## START

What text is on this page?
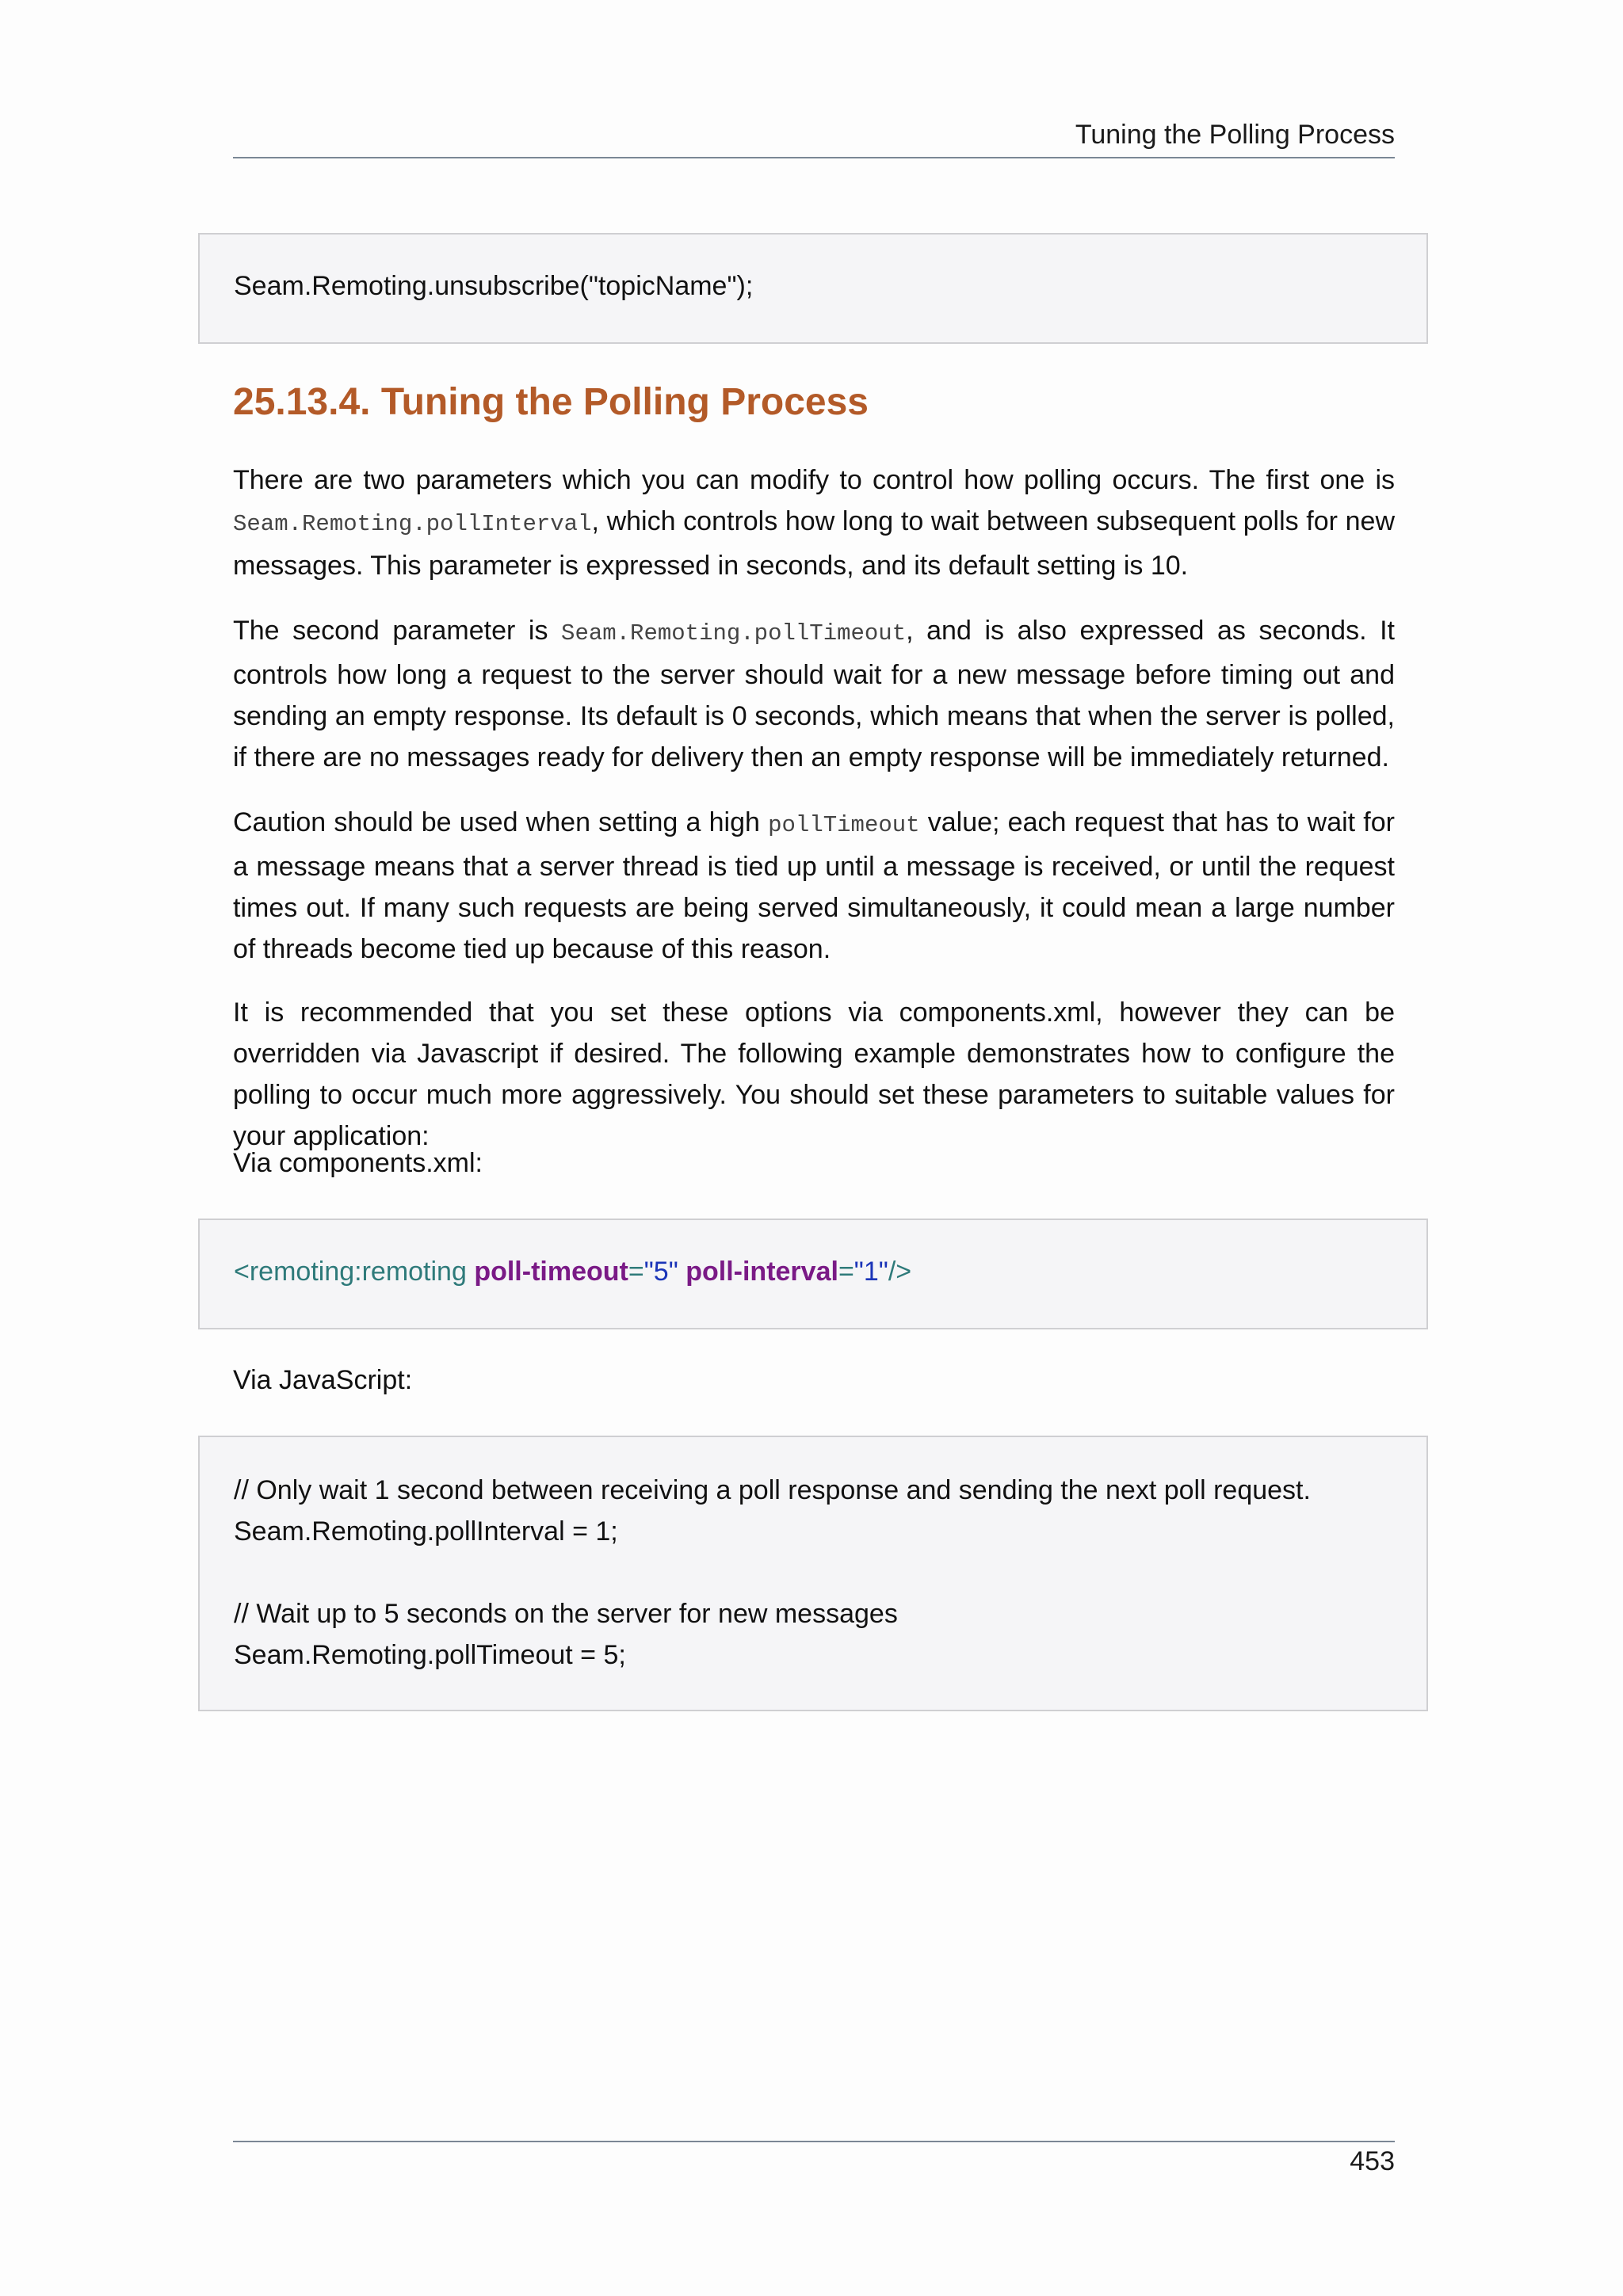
Tuning the Polling Process
Seam.Remoting.unsubscribe("topicName");
25.13.4. Tuning the Polling Process

There are two parameters which you can modify to control how polling occurs. The first one is Seam.Remoting.pollInterval, which controls how long to wait between subsequent polls for new messages. This parameter is expressed in seconds, and its default setting is 10.

The second parameter is Seam.Remoting.pollTimeout, and is also expressed as seconds. It controls how long a request to the server should wait for a new message before timing out and sending an empty response. Its default is 0 seconds, which means that when the server is polled, if there are no messages ready for delivery then an empty response will be immediately returned.

Caution should be used when setting a high pollTimeout value; each request that has to wait for a message means that a server thread is tied up until a message is received, or until the request times out. If many such requests are being served simultaneously, it could mean a large number of threads become tied up because of this reason.

It is recommended that you set these options via components.xml, however they can be overridden via Javascript if desired. The following example demonstrates how to configure the polling to occur much more aggressively. You should set these parameters to suitable values for your application:

Via components.xml:

<remoting:remoting poll-timeout="5" poll-interval="1"/>

Via JavaScript:

// Only wait 1 second between receiving a poll response and sending the next poll request.
Seam.Remoting.pollInterval = 1;
// Wait up to 5 seconds on the server for new messages
Seam.Remoting.pollTimeout = 5;
453
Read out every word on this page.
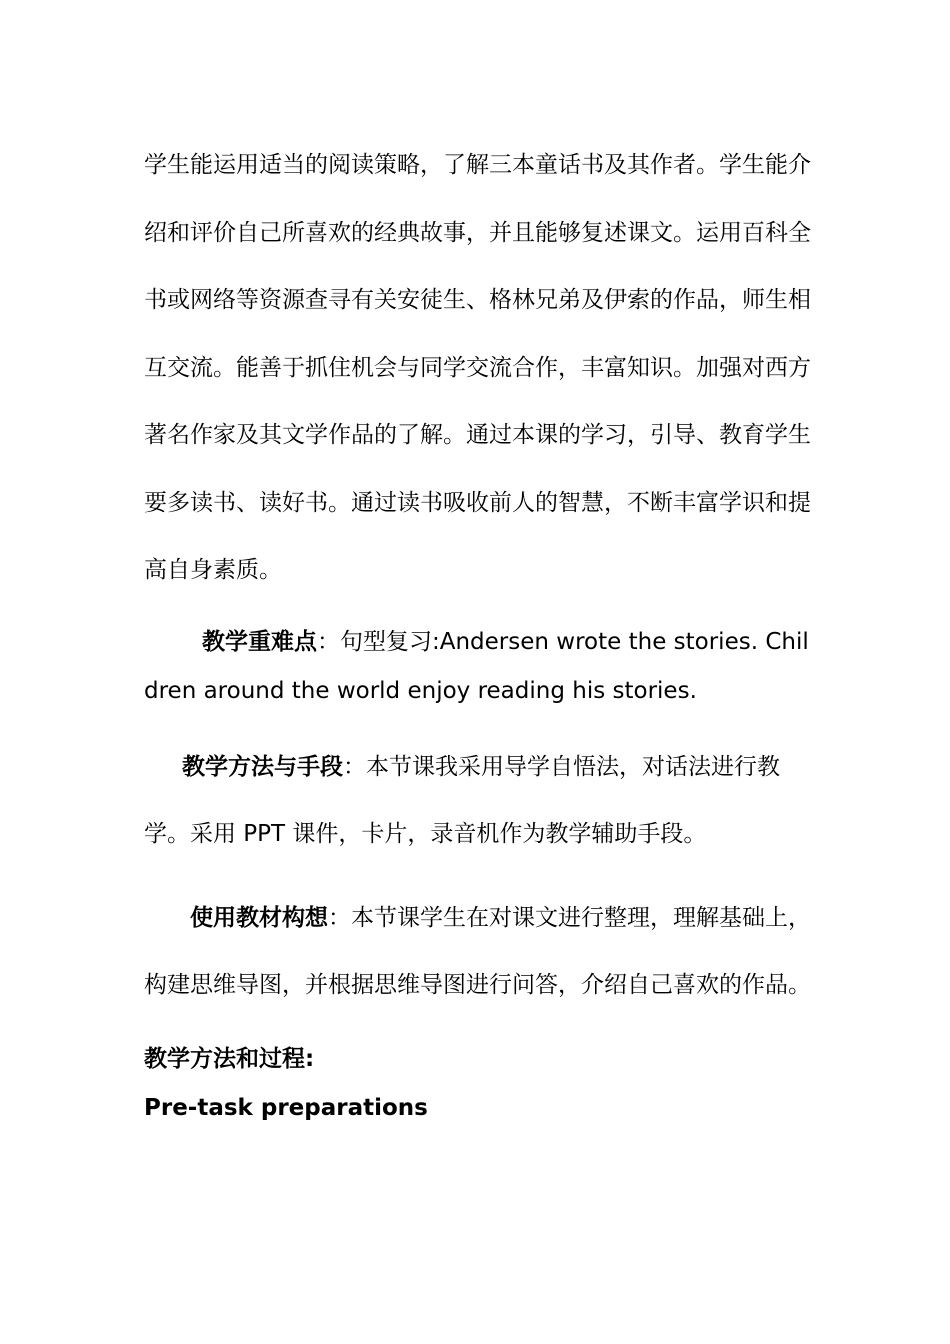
学生能运用适当的阅读策略，了解三本童话书及其作者。学生能介绍和评价自己所喜欢的经典故事，并且能够复述课文。运用百科全书或网络等资源查寻有关安徒生、格林兄弟及伊索的作品，师生相互交流。能善于抓住机会与同学交流合作，丰富知识。加强对西方著名作家及其文学作品的了解。通过本课的学习，引导、教育学生要多读书、读好书。通过读书吸收前人的智慧，不断丰富学识和提高自身素质。

教学重难点：句型复习:Andersen wrote the stories. Children around the world enjoy reading his stories.

教学方法与手段：本节课我采用导学自悟法，对话法进行教学。采用 PPT 课件，卡片，录音机作为教学辅助手段。

使用教材构想：本节课学生在对课文进行整理，理解基础上，构建思维导图，并根据思维导图进行问答，介绍自己喜欢的作品。

教学方法和过程:

Pre-task preparations
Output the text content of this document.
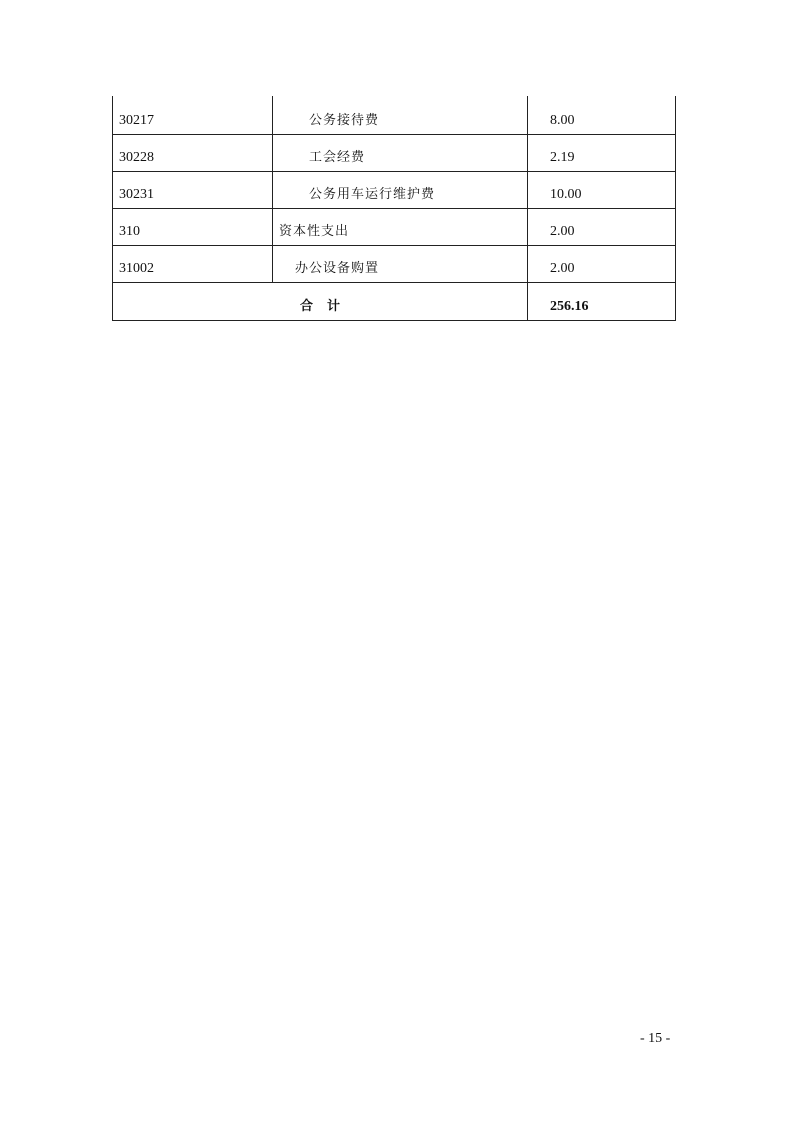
30217	公务接待费	8.00

30228	工会经费	2.19

30231	公务用车运行维护费	10.00

310	资本性支出	2.00

31002	办公设备购置	2.00

合计		256.16
- 15 -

## END

_WHAT IS REQUIRED_: Show every line of the listing in which the string "page" can be found.

_EXERCISE OUTPUT_:
What text is on this page?
Read out every word on this page.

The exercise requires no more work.